**EXCERPT**
* start *
This region has a fascinating history dating back to Roman times, it’s monastic history gave the area some magnificent buildings including the Cistercian Abbey of Fontenay built in 1119, numerous Romanesque churches and even the Château du Close de Vougeort nestling in the vineyards, originated from that monastic period.

Easily accessible; one can fly into Dijon airport from the UK, take any one of three Autoroutes through the region, or travel in comfort down to Dijon on the Eurostar train. Temperatures in Burgundy vary, but generally warm from April through to October with a low humidity. Autumn is often characterised by warm sunny days, sunshine totals higher the further south you go.


There are no tourists in Burgundy!

by damien on Thu 11 Aug 16
cruising in burgundy

This seems a strange claim indeed from the Burgundy tourist office (you would think they would be doing themselves out of a job) but let me explain. They argue that people come to Burgundy because they are already in love with the region.  They have dedicated routes to follow so no matter if you are interested in wine, history, religion or fairytale chateaux there’s an itinerary for you.
* end *
**EXERCISE 1**
Copy the passage of the Burgundy text from "This region has" to "tourists in Burgundy!".
**EXERCISE 2**
In what year was the Cistercian Abbey of Fontenay built, according to the Burgundy text?
**EXERCISE 3**
Continue the Burgundy text from where it ends.

**SUPPLIED INFORMATION**
* start *
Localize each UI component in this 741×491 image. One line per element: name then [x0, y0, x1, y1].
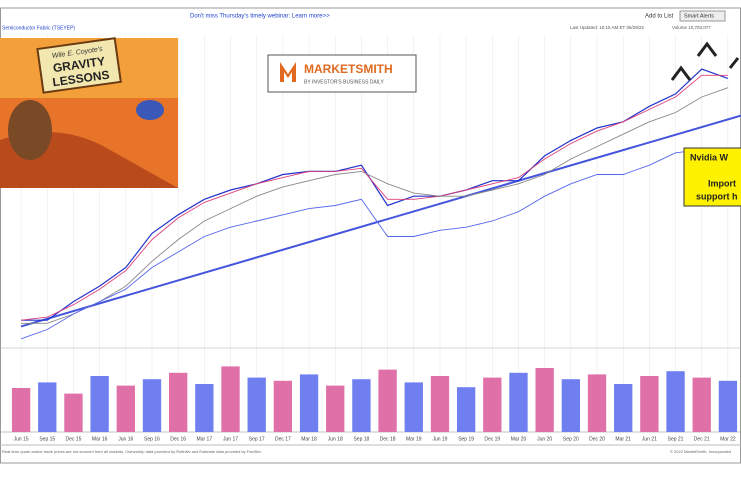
* end *
**RESPONSE 1**
This region has a fascinating history dating back to Roman times, it’s monastic history gave the area some magnificent buildings including the Cistercian Abbey of Fontenay built in 1119, numerous Romanesque churches and even the Château du Close de Vougeort nestling in the vineyards, originated from that monastic period.

Easily accessible; one can fly into Dijon airport from the UK, take any one of three Autoroutes through the region, or travel in comfort down to Dijon on the Eurostar train. Temperatures in Burgundy vary, but generally warm from April through to October with a low humidity. Autumn is often characterised by warm sunny days, sunshine totals higher the further south you go.


There are no tourists in Burgundy!

**RESPONSE 2**
1119

**RESPONSE 3**
Burgundy is the cradle of both the Cistercian and Cluniac orders and the UNESCO world heritage site between Clamecy and Avallon is a must see visit – try and get there when the magnificent basilica echos to the sound of Gregorian chanting.  There are a plethora of churches to visit but do make sure that both the Abbey of Cluny and the church of St Pierre de Louhans in Bresse are on your list.

Don’t forget to also take in some Renaissance chateaux and medieval castles while you are here too. The town hall in Dijon is actually an an old palace while the medieval castle in Chateauneuf en Auxois stands majestically on a rocky spur. At Guedelon there are fifty workmen painstakingly renovating the castle using only medieval materials and techniques…it may take them some time!

If you find yourself in southern Burgundy then the chateaux tourist route is well worth taking as you set off on a journey through the middle ages to the renaissance.

Finally, why not take to the water and have a trip along the Canal du Nivernais and enjoy floating underneath some wonderful bridges and the incredible vaulted tunnels that let your canal boat fit snuggly through.  Some of the sixteen locks are spectacularly pretty and it will be a trip to remember for sure.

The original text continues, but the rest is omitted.